J’avais trouvé le modèle que je voulais chez Aventure électronique, une grande chaîne de magasins plus spécialisés dans l’électronique que dans l’aventure. Mais peu importe. Le modèle que je voulais se détaillait à 979 $. C’était dispendieux. Mais, j’allais pouvoir doubler des cassettes. C’est-à-dire prendre une cassette d’un ami avec des chansons enregistrées à la radio le soir en faisait des devoirs et transférer le tout sur une cassette vierge. Écouter des CD, la nouvelle révolution en matière d’écoute de musique. Et grâce à ma table tournante souple, je n’avais plus besoin de coller un dix cennes sur mon bras d’aiguille pour empêcher mon disque vinyle de sauter. Tout ça valait le prix. Même beaucoup plus.

Je travaillais à temps partiel et je mettais une bonne partie de mon argent de côté pour mon projet. Comme le magasin était dans le même centre d’achats où je travaillais, je pouvais passer de temps en temps (c’est-à-dire aux trois jours) voir mon futur précieux. Disons que le vendeur me connaissait par mon prénom. D’ailleurs c’est lui, qui, un jour de novembre, m’annonça en grande pompe: «j’ai su qu’il y allait y avoir des ventes sur les chaînes stéréo le jour du Vendredi fou.»
=-=-=
Consigne —
Recopiez à l'identique le passage de l'extrait sur l'achat d'une chaîne stéréo, à partir des mots « J’avais trouvé le » et jusqu'à « Même beaucoup plus. » inclus.

Données fournies —
=-=-=
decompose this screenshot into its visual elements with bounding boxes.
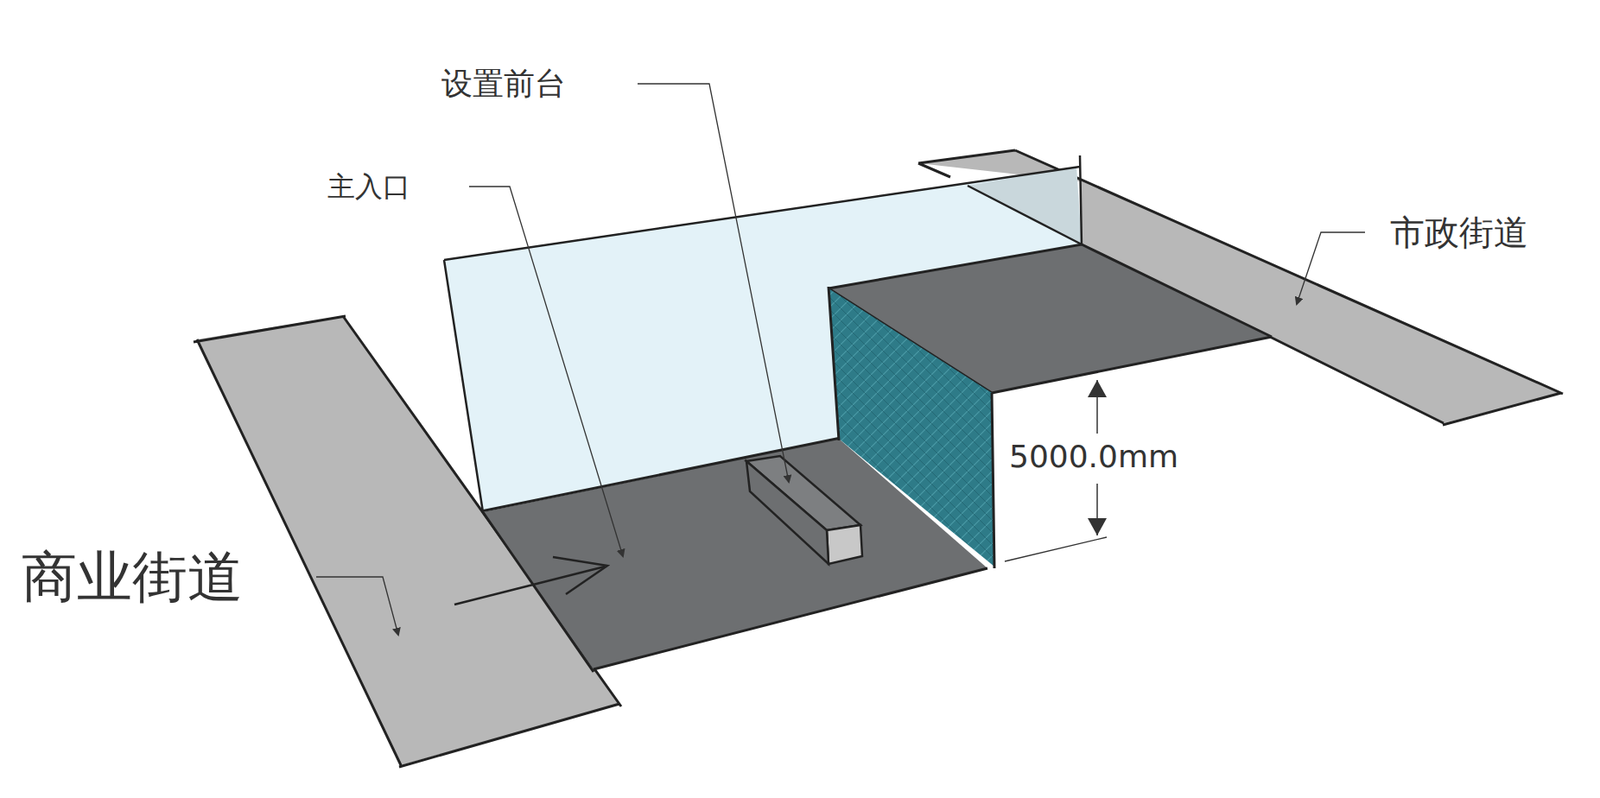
=-=-=
Résultat ci-dessous —
J’avais trouvé le modèle que je voulais chez Aventure électronique, une grande chaîne de magasins plus spécialisés dans l’électronique que dans l’aventure. Mais peu importe. Le modèle que je voulais se détaillait à 979 $. C’était dispendieux. Mais, j’allais pouvoir doubler des cassettes. C’est-à-dire prendre une cassette d’un ami avec des chansons enregistrées à la radio le soir en faisait des devoirs et transférer le tout sur une cassette vierge. Écouter des CD, la nouvelle révolution en matière d’écoute de musique. Et grâce à ma table tournante souple, je n’avais plus besoin de coller un dix cennes sur mon bras d’aiguille pour empêcher mon disque vinyle de sauter. Tout ça valait le prix. Même beaucoup plus.